## Start ENTRIES SHOWN

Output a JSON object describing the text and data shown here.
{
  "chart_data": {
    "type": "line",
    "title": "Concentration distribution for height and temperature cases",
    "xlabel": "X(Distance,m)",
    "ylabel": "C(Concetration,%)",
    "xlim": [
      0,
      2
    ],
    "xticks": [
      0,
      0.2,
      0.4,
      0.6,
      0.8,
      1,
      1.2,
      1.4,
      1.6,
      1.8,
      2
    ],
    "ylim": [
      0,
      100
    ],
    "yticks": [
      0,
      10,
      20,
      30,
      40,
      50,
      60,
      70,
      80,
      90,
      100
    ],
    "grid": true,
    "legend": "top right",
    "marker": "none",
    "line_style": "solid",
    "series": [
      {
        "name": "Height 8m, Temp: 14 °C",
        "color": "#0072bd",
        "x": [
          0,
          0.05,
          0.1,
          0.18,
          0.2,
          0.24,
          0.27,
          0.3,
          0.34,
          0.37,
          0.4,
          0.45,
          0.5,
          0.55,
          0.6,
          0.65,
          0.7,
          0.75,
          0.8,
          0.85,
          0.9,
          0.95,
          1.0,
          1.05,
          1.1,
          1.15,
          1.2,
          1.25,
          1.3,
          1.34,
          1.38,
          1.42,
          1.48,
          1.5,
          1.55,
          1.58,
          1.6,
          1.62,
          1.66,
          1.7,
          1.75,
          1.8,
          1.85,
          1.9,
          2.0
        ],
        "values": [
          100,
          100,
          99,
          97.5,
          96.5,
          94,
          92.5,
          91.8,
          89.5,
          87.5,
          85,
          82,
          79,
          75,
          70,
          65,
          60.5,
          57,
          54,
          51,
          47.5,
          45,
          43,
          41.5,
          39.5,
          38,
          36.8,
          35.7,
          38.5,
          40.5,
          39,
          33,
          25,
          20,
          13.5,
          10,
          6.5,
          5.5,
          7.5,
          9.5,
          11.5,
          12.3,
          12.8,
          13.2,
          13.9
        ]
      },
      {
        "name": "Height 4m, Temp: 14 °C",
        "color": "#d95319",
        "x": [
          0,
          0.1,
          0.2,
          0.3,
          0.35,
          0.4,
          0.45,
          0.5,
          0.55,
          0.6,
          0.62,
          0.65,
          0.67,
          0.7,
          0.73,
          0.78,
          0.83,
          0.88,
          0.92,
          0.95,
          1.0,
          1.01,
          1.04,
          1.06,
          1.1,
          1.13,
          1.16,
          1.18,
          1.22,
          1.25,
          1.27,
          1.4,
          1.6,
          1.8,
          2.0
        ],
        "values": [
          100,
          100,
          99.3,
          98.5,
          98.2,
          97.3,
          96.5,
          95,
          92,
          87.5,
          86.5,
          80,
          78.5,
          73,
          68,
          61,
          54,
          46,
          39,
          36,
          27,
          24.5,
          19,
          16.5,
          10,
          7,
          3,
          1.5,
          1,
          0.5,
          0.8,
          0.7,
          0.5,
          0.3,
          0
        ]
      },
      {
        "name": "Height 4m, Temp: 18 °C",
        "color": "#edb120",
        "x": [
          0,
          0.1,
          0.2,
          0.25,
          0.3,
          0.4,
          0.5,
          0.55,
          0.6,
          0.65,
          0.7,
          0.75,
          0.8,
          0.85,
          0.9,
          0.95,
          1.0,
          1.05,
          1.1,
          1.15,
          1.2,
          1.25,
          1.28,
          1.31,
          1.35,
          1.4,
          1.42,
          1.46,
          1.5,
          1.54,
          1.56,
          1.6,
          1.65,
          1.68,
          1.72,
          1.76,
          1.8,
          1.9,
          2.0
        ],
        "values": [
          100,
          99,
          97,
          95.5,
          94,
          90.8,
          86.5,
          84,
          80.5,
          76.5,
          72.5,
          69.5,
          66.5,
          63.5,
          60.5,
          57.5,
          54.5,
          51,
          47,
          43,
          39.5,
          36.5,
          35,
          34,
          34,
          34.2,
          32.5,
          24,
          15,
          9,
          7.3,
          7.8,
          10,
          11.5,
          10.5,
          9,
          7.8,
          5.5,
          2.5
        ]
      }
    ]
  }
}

## End ENTRIES SHOWN

== TASK INSTRUCTIONS ==
Filter the entries above down to the lines containing the word "name".

== EXERCISE ANSWER ==
        "name": "Height 8m, Temp: 14 °C",
        "name": "Height 4m, Temp: 14 °C",
        "name": "Height 4m, Temp: 18 °C",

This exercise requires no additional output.